# [What you should do]
For each line in the data below that holds "offset", return a copy.

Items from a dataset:
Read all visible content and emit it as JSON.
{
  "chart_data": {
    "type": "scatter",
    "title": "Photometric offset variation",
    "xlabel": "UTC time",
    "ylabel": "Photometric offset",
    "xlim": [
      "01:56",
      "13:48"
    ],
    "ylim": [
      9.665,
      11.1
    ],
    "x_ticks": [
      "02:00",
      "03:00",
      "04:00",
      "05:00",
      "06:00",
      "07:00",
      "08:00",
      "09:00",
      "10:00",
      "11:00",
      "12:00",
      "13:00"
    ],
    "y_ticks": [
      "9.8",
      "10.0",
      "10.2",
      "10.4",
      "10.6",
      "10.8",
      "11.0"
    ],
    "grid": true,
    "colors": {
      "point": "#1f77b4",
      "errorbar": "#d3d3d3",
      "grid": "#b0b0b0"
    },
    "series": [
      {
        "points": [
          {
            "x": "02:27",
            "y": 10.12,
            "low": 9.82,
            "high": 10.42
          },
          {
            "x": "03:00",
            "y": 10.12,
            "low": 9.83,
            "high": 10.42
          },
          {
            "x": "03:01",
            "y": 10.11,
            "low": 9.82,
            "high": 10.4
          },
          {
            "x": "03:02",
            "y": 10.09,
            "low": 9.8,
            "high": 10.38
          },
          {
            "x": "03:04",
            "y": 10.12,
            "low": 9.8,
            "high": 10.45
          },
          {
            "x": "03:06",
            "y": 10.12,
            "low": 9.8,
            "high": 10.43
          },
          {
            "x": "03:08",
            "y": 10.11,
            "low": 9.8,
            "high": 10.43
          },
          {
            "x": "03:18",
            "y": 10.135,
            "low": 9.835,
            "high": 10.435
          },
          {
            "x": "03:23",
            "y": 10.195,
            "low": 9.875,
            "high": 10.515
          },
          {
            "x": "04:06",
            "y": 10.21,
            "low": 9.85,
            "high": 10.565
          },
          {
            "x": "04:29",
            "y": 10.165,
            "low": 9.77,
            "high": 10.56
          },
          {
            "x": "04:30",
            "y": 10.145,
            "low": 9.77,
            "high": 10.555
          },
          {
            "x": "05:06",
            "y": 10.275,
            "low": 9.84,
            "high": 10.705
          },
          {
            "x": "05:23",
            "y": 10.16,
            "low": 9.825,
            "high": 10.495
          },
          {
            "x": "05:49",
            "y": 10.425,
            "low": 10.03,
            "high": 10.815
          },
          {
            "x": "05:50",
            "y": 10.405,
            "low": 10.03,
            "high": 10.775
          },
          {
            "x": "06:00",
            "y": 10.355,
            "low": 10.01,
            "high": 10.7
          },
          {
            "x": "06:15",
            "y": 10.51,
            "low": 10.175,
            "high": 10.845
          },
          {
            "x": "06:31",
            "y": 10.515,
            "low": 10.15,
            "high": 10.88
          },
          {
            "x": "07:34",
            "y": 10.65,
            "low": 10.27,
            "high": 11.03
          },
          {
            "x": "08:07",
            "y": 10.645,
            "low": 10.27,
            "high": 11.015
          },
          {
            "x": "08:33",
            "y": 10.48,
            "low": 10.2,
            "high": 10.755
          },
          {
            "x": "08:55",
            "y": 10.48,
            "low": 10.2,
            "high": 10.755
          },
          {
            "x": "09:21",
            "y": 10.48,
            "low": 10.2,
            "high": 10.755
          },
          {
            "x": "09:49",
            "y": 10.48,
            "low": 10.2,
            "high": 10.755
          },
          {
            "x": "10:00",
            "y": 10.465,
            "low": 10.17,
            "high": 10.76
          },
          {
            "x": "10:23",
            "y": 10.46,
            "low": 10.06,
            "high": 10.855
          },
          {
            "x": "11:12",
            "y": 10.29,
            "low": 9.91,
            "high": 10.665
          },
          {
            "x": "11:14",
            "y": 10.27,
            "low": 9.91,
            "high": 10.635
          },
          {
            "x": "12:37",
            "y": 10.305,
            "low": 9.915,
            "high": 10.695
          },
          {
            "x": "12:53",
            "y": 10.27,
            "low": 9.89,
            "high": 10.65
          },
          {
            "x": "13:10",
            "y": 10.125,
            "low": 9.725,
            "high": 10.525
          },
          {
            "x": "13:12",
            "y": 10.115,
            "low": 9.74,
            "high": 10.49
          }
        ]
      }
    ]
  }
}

# [The completed task]
    "title": "Photometric offset variation",
    "ylabel": "Photometric offset",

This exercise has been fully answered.